> TASK DIRECTIONS
Copy out each line of the listing that has the word "notice" in it.

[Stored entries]
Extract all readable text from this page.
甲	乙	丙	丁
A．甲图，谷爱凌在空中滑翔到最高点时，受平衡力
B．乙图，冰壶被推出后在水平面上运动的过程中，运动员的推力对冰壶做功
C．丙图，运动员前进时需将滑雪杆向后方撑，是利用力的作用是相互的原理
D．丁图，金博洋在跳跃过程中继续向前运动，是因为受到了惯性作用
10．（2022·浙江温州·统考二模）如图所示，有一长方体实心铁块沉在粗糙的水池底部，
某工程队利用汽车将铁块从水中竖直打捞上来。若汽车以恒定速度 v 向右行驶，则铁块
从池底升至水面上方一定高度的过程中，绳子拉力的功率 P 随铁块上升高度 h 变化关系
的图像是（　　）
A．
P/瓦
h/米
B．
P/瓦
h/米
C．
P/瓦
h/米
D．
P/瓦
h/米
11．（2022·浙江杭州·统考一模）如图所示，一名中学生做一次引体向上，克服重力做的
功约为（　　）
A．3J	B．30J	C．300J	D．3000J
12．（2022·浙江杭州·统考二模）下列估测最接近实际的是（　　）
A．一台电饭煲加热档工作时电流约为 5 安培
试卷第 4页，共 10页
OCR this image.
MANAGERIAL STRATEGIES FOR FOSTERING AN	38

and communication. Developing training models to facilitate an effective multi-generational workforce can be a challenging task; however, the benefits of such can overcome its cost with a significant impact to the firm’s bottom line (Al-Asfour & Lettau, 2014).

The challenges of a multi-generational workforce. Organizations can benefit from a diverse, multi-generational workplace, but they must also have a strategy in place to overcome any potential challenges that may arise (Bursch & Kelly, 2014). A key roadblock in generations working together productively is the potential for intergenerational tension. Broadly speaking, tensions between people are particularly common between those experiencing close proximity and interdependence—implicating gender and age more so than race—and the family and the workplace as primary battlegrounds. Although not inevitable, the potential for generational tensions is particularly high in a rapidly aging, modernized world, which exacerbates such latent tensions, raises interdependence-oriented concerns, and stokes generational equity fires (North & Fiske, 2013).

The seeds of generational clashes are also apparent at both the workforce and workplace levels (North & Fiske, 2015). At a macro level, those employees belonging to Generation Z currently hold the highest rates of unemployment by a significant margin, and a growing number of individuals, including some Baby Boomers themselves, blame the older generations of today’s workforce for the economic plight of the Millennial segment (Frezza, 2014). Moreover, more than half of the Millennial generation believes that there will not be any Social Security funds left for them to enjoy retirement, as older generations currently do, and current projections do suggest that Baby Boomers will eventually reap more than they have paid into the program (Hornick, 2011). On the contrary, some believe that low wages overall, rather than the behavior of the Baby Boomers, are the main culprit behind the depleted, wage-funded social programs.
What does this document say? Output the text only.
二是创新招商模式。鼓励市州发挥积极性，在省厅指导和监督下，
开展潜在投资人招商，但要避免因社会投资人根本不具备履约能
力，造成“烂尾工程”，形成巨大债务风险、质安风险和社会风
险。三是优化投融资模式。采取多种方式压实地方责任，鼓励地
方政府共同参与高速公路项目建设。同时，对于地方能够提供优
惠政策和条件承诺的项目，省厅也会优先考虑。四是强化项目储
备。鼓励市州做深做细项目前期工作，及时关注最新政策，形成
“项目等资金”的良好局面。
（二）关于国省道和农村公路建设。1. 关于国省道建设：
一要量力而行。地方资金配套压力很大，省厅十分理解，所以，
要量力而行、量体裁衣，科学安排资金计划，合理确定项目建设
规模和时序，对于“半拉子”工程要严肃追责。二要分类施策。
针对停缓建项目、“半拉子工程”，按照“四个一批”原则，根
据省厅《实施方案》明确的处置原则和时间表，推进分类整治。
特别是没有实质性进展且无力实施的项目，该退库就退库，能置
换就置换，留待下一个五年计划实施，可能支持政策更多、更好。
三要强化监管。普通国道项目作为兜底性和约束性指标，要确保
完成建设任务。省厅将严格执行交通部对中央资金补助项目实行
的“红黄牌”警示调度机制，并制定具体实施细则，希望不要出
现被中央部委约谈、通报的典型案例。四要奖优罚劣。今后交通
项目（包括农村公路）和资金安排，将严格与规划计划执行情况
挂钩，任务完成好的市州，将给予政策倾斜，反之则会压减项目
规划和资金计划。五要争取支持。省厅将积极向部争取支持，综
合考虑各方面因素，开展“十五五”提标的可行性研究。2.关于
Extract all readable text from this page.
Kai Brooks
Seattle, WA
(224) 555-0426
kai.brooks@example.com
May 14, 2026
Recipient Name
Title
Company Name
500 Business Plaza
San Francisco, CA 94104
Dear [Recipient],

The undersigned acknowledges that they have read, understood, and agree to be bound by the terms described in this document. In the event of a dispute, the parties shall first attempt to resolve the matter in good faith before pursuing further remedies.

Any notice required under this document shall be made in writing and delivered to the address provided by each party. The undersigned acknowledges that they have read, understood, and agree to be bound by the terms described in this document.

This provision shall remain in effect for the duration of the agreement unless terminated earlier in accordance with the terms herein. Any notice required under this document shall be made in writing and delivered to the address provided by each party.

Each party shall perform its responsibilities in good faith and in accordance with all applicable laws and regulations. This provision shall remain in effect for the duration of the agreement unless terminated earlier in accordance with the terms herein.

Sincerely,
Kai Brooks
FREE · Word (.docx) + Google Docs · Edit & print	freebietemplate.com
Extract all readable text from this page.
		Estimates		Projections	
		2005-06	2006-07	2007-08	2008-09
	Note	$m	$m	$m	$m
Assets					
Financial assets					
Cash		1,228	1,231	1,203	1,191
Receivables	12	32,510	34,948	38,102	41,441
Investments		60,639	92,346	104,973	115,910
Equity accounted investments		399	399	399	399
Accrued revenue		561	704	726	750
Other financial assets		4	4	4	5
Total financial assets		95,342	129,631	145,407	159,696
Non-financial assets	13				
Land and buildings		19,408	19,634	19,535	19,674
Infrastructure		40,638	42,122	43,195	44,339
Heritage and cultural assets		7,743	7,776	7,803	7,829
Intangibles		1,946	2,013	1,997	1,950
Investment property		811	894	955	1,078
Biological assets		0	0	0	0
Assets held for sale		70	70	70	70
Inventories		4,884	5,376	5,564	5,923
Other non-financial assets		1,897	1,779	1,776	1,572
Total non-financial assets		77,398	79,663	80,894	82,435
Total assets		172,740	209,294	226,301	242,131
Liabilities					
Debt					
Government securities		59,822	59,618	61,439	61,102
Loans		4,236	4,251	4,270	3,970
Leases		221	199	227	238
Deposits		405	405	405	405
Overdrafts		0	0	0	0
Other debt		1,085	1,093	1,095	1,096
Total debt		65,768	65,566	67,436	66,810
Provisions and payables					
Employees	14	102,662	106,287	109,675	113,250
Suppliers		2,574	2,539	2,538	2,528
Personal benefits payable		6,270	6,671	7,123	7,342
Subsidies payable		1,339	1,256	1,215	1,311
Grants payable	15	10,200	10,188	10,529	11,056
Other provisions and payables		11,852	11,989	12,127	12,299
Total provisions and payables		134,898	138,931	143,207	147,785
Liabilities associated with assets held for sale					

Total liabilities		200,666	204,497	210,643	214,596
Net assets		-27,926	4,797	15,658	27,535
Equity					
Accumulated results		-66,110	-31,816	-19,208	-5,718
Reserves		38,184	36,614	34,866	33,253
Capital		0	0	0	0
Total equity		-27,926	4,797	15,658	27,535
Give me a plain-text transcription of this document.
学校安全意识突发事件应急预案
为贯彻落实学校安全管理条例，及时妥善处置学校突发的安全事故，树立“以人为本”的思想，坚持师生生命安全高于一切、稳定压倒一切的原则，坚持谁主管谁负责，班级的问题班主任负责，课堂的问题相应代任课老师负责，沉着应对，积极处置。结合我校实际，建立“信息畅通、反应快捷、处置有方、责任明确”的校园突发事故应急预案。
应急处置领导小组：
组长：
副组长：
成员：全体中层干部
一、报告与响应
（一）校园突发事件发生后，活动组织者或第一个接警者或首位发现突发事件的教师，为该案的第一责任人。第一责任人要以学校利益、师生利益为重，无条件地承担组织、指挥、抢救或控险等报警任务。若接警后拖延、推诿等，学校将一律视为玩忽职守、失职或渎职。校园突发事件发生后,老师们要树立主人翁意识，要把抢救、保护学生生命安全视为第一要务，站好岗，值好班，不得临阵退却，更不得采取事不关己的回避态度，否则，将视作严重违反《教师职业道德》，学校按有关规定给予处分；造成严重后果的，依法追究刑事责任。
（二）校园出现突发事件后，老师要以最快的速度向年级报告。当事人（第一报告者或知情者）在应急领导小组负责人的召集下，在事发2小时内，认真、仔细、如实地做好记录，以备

> EXERCISE ANSWER
Any notice required under this document shall be made in writing and delivered to the address provided by each party. The undersigned acknowledges that they have read, understood, and agree to be bound by the terms described in this document.
This provision shall remain in effect for the duration of the agreement unless terminated earlier in accordance with the terms herein. Any notice required under this document shall be made in writing and delivered to the address provided by each party.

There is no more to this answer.